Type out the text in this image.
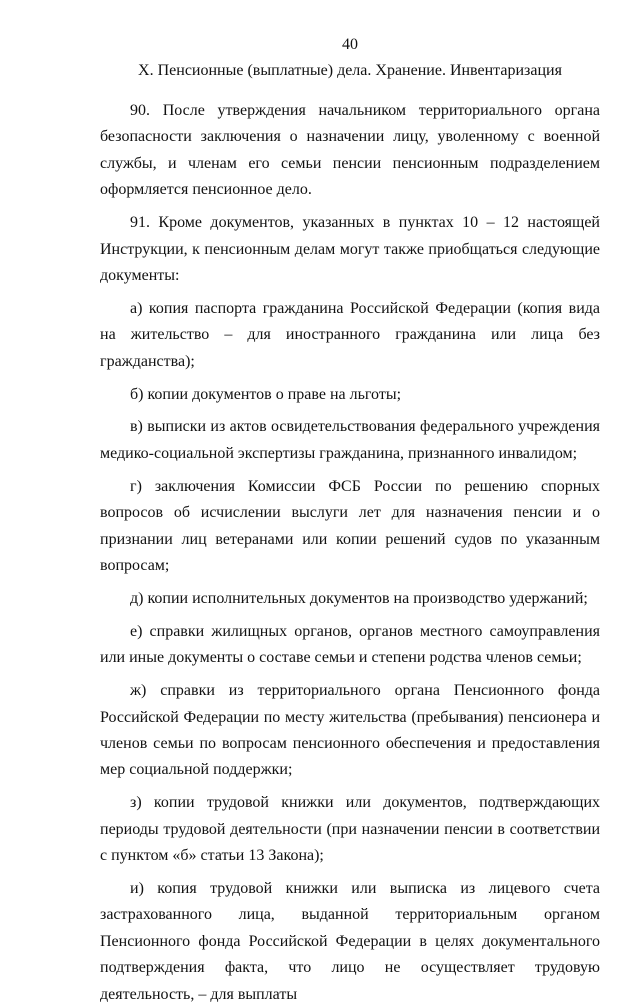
40
X. Пенсионные (выплатные) дела. Хранение. Инвентаризация

90. После утверждения начальником территориального органа безопасности заключения о назначении лицу, уволенному с военной службы, и членам его семьи пенсии пенсионным подразделением оформляется пенсионное дело.

91. Кроме документов, указанных в пунктах 10 – 12 настоящей Инструкции, к пенсионным делам могут также приобщаться следующие документы:

а) копия паспорта гражданина Российской Федерации (копия вида на жительство – для иностранного гражданина или лица без гражданства);

б) копии документов о праве на льготы;

в) выписки из актов освидетельствования федерального учреждения медико-социальной экспертизы гражданина, признанного инвалидом;

г) заключения Комиссии ФСБ России по решению спорных вопросов об исчислении выслуги лет для назначения пенсии и о признании лиц ветеранами или копии решений судов по указанным вопросам;

д) копии исполнительных документов на производство удержаний;

е) справки жилищных органов, органов местного самоуправления или иные документы о составе семьи и степени родства членов семьи;

ж) справки из территориального органа Пенсионного фонда Российской Федерации по месту жительства (пребывания) пенсионера и членов семьи по вопросам пенсионного обеспечения и предоставления мер социальной поддержки;

з) копии трудовой книжки или документов, подтверждающих периоды трудовой деятельности (при назначении пенсии в соответствии с пунктом «б» статьи 13 Закона);

и) копия трудовой книжки или выписка из лицевого счета застрахованного лица, выданной территориальным органом Пенсионного фонда Российской Федерации в целях документального подтверждения факта, что лицо не осуществляет трудовую деятельность, – для выплаты
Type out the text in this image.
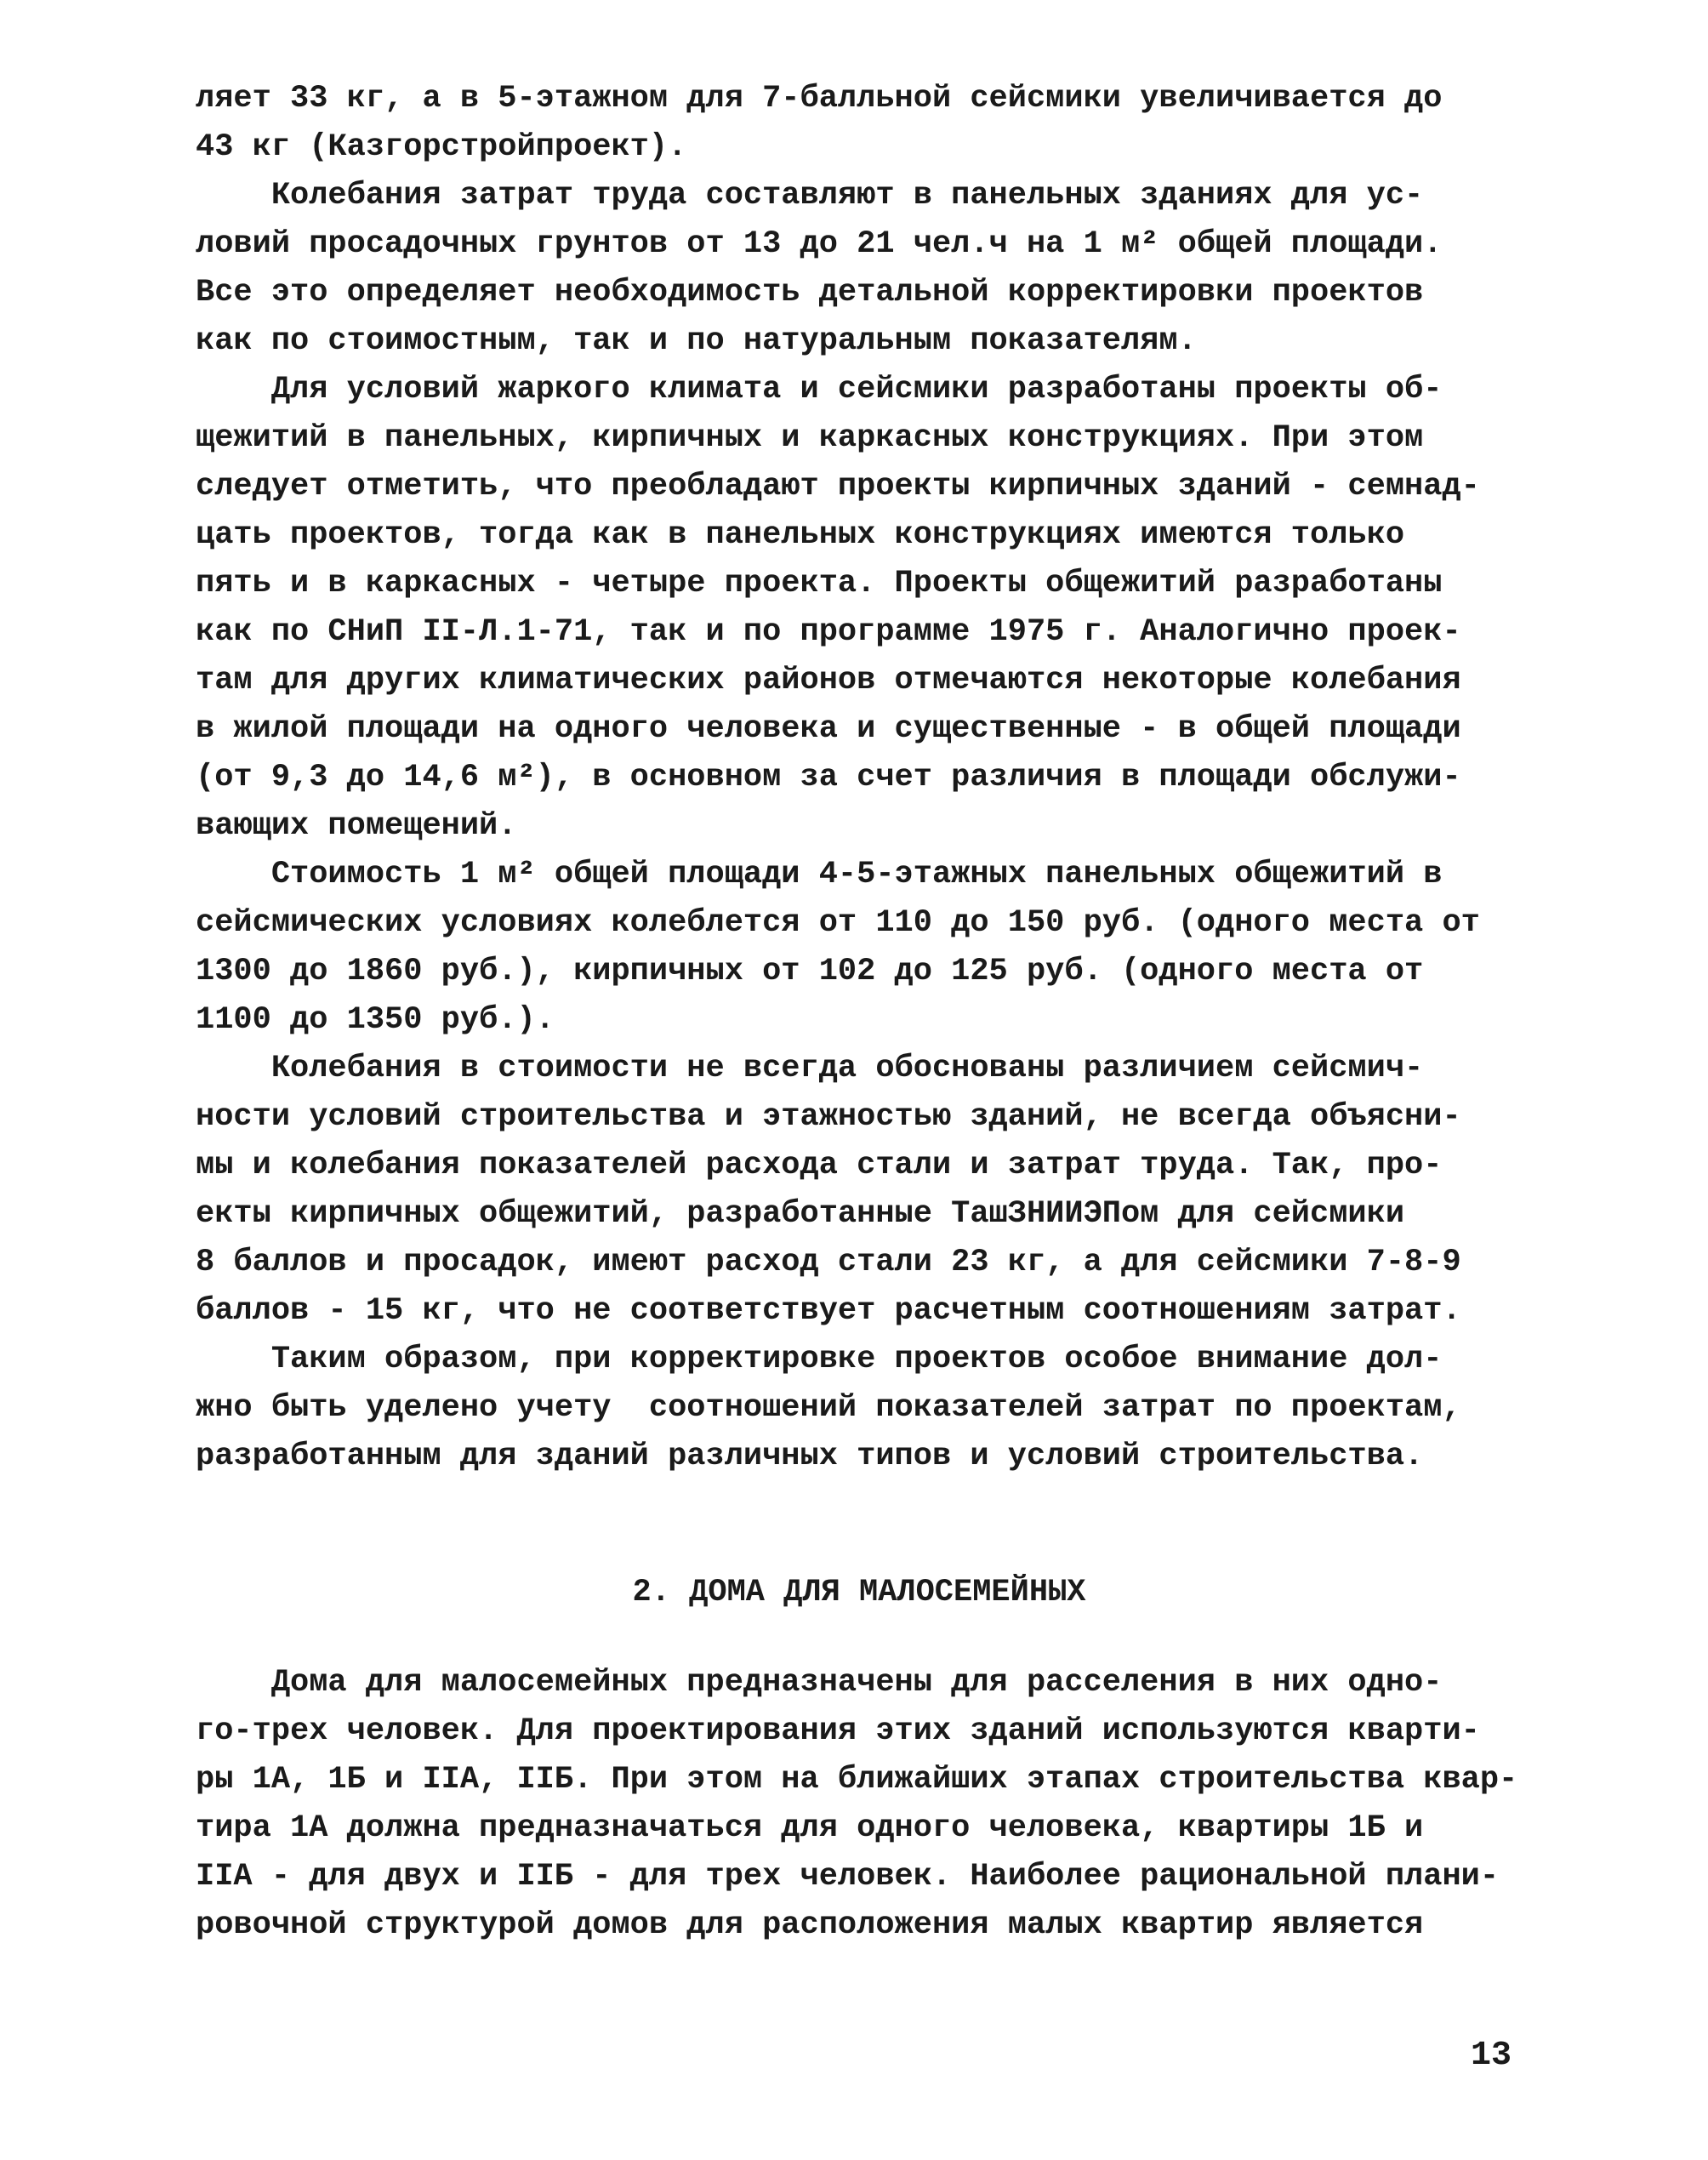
ляет 33 кг, а в 5-этажном для 7-балльной сейсмики увеличивается до
43 кг (Казгорстройпроект).
Колебания затрат труда составляют в панельных зданиях для ус-
ловий просадочных грунтов от 13 до 21 чел.ч на 1 м² общей площади.
Все это определяет необходимость детальной корректировки проектов
как по стоимостным, так и по натуральным показателям.
Для условий жаркого климата и сейсмики разработаны проекты об-
щежитий в панельных, кирпичных и каркасных конструкциях. При этом
следует отметить, что преобладают проекты кирпичных зданий - семнад-
цать проектов, тогда как в панельных конструкциях имеются только
пять и в каркасных - четыре проекта. Проекты общежитий разработаны
как по СНиП II-Л.1-71, так и по программе 1975 г. Аналогично проек-
там для других климатических районов отмечаются некоторые колебания
в жилой площади на одного человека и существенные - в общей площади
(от 9,3 до 14,6 м²), в основном за счет различия в площади обслужи-
вающих помещений.
Стоимость 1 м² общей площади 4-5-этажных панельных общежитий в
сейсмических условиях колеблется от 110 до 150 руб. (одного места от
1300 до 1860 руб.), кирпичных от 102 до 125 руб. (одного места от
1100 до 1350 руб.).
Колебания в стоимости не всегда обоснованы различием сейсмич-
ности условий строительства и этажностью зданий, не всегда объясни-
мы и колебания показателей расхода стали и затрат труда. Так, про-
екты кирпичных общежитий, разработанные ТашЗНИИЭПом для сейсмики
8 баллов и просадок, имеют расход стали 23 кг, а для сейсмики 7-8-9
баллов - 15 кг, что не соответствует расчетным соотношениям затрат.
Таким образом, при корректировке проектов особое внимание дол-
жно быть уделено учету  соотношений показателей затрат по проектам,
разработанным для зданий различных типов и условий строительства.
2. ДОМА ДЛЯ МАЛОСЕМЕЙНЫХ
Дома для малосемейных предназначены для расселения в них одно-
го-трех человек. Для проектирования этих зданий используются кварти-
ры 1А, 1Б и IIА, IIБ. При этом на ближайших этапах строительства квар-
тира 1А должна предназначаться для одного человека, квартиры 1Б и
IIА - для двух и IIБ - для трех человек. Наиболее рациональной плани-
ровочной структурой домов для расположения малых квартир является
13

****

Set task: In the lines above, locate the string "пенсии". Copy every line where it occurs.

Task response:
90. После утверждения начальником территориального органа безопасности заключения о назначении лицу, уволенному с военной службы, и членам его семьи пенсии пенсионным подразделением оформляется пенсионное дело.
г) заключения Комиссии ФСБ России по решению спорных вопросов об исчислении выслуги лет для назначения пенсии и о признании лиц ветеранами или копии решений судов по указанным вопросам;
з) копии трудовой книжки или документов, подтверждающих периоды трудовой деятельности (при назначении пенсии в соответствии с пунктом «б» статьи 13 Закона);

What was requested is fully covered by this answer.